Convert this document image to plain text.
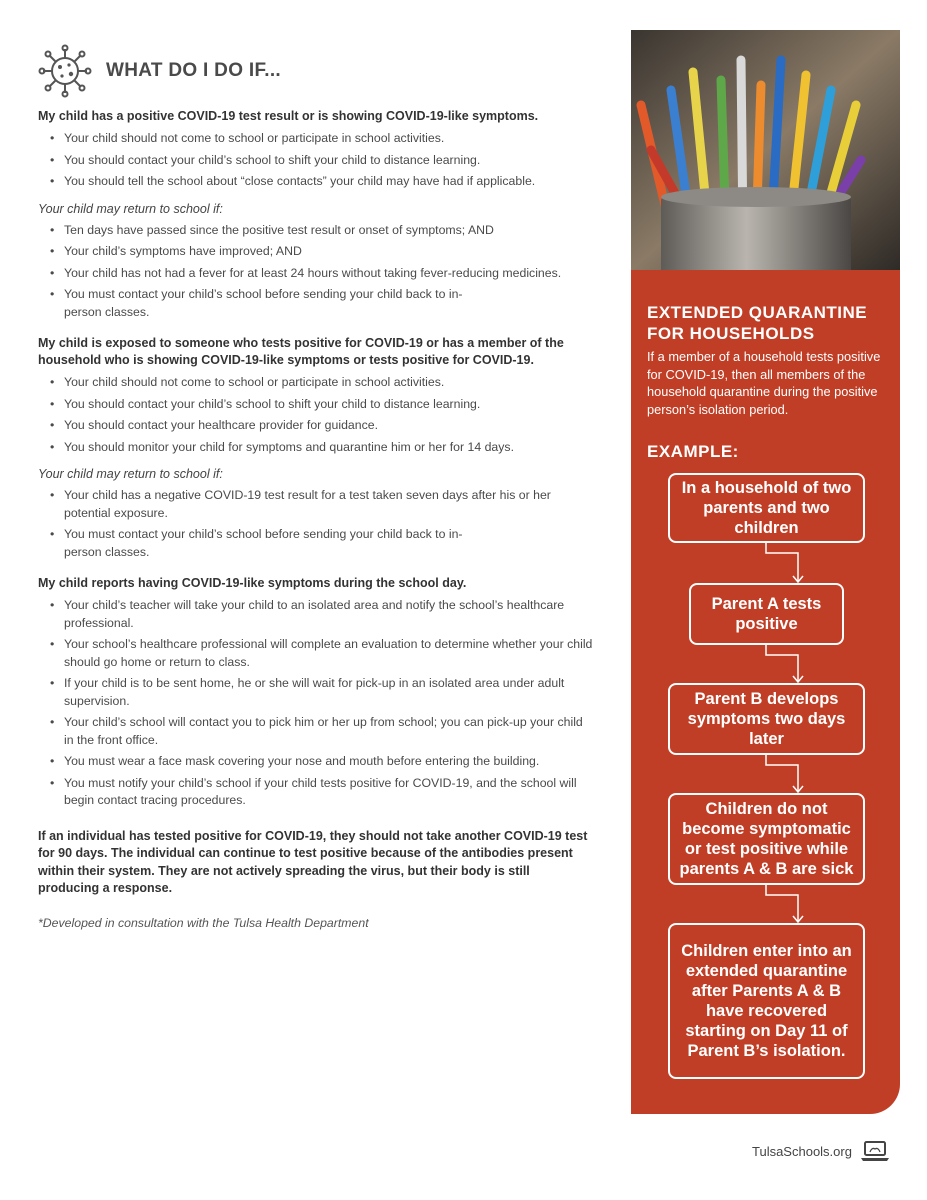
WHAT DO I DO IF...

My child has a positive COVID-19 test result or is showing COVID-19-like symptoms.

• Your child should not come to school or participate in school activities.
• You should contact your child’s school to shift your child to distance learning.
• You should tell the school about “close contacts” your child may have had if applicable.

Your child may return to school if:

• Ten days have passed since the positive test result or onset of symptoms; AND
• Your child’s symptoms have improved; AND
• Your child has not had a fever for at least 24 hours without taking fever-reducing medicines.
• You must contact your child’s school before sending your child back to in-person classes.

My child is exposed to someone who tests positive for COVID-19 or has a member of the household who is showing COVID-19-like symptoms or tests positive for COVID-19.

• Your child should not come to school or participate in school activities.
• You should contact your child’s school to shift your child to distance learning.
• You should contact your healthcare provider for guidance.
• You should monitor your child for symptoms and quarantine him or her for 14 days.

Your child may return to school if:

• Your child has a negative COVID-19 test result for a test taken seven days after his or her potential exposure.
• You must contact your child’s school before sending your child back to in-person classes.

My child reports having COVID-19-like symptoms during the school day.

• Your child’s teacher will take your child to an isolated area and notify the school’s healthcare professional.
• Your school’s healthcare professional will complete an evaluation to determine whether your child should go home or return to class.
• If your child is to be sent home, he or she will wait for pick-up in an isolated area under adult supervision.
• Your child’s school will contact you to pick him or her up from school; you can pick-up your child in the front office.
• You must wear a face mask covering your nose and mouth before entering the building.
• You must notify your child’s school if your child tests positive for COVID-19, and the school will begin contact tracing procedures.

If an individual has tested positive for COVID-19, they should not take another COVID-19 test for 90 days. The individual can continue to test positive because of the antibodies present within their system. They are not actively spreading the virus, but their body is still producing a response.

*Developed in consultation with the Tulsa Health Department

EXTENDED QUARANTINE FOR HOUSEHOLDS
If a member of a household tests positive for COVID-19, then all members of the household quarantine during the positive person’s isolation period.
EXAMPLE:
In a household of two parents and two children
Parent A tests positive
Parent B develops symptoms two days later
Children do not become symptomatic or test positive while parents A & B are sick
Children enter into an extended quarantine after Parents A & B have recovered starting on Day 11 of Parent B’s isolation.
TulsaSchools.org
○ ○ ○ ○ ○
* **Task to carry out**: Take the preceding listing and transcribe it exactly, skipping the pictures.

* **Answer to this task**:
Convert this document image to plain text.
WHAT DO I DO IF...

My child has a positive COVID-19 test result or is showing COVID-19-like symptoms.

• Your child should not come to school or participate in school activities.
• You should contact your child’s school to shift your child to distance learning.
• You should tell the school about “close contacts” your child may have had if applicable.

Your child may return to school if:

• Ten days have passed since the positive test result or onset of symptoms; AND
• Your child’s symptoms have improved; AND
• Your child has not had a fever for at least 24 hours without taking fever-reducing medicines.
• You must contact your child’s school before sending your child back to in-person classes.

My child is exposed to someone who tests positive for COVID-19 or has a member of the household who is showing COVID-19-like symptoms or tests positive for COVID-19.

• Your child should not come to school or participate in school activities.
• You should contact your child’s school to shift your child to distance learning.
• You should contact your healthcare provider for guidance.
• You should monitor your child for symptoms and quarantine him or her for 14 days.

Your child may return to school if:

• Your child has a negative COVID-19 test result for a test taken seven days after his or her potential exposure.
• You must contact your child’s school before sending your child back to in-person classes.

My child reports having COVID-19-like symptoms during the school day.

• Your child’s teacher will take your child to an isolated area and notify the school’s healthcare professional.
• Your school’s healthcare professional will complete an evaluation to determine whether your child should go home or return to class.
• If your child is to be sent home, he or she will wait for pick-up in an isolated area under adult supervision.
• Your child’s school will contact you to pick him or her up from school; you can pick-up your child in the front office.
• You must wear a face mask covering your nose and mouth before entering the building.
• You must notify your child’s school if your child tests positive for COVID-19, and the school will begin contact tracing procedures.

If an individual has tested positive for COVID-19, they should not take another COVID-19 test for 90 days. The individual can continue to test positive because of the antibodies present within their system. They are not actively spreading the virus, but their body is still producing a response.

*Developed in consultation with the Tulsa Health Department

EXTENDED QUARANTINE FOR HOUSEHOLDS
If a member of a household tests positive for COVID-19, then all members of the household quarantine during the positive person’s isolation period.
EXAMPLE:
In a household of two parents and two children
Parent A tests positive
Parent B develops symptoms two days later
Children do not become symptomatic or test positive while parents A & B are sick
Children enter into an extended quarantine after Parents A & B have recovered starting on Day 11 of Parent B’s isolation.
TulsaSchools.org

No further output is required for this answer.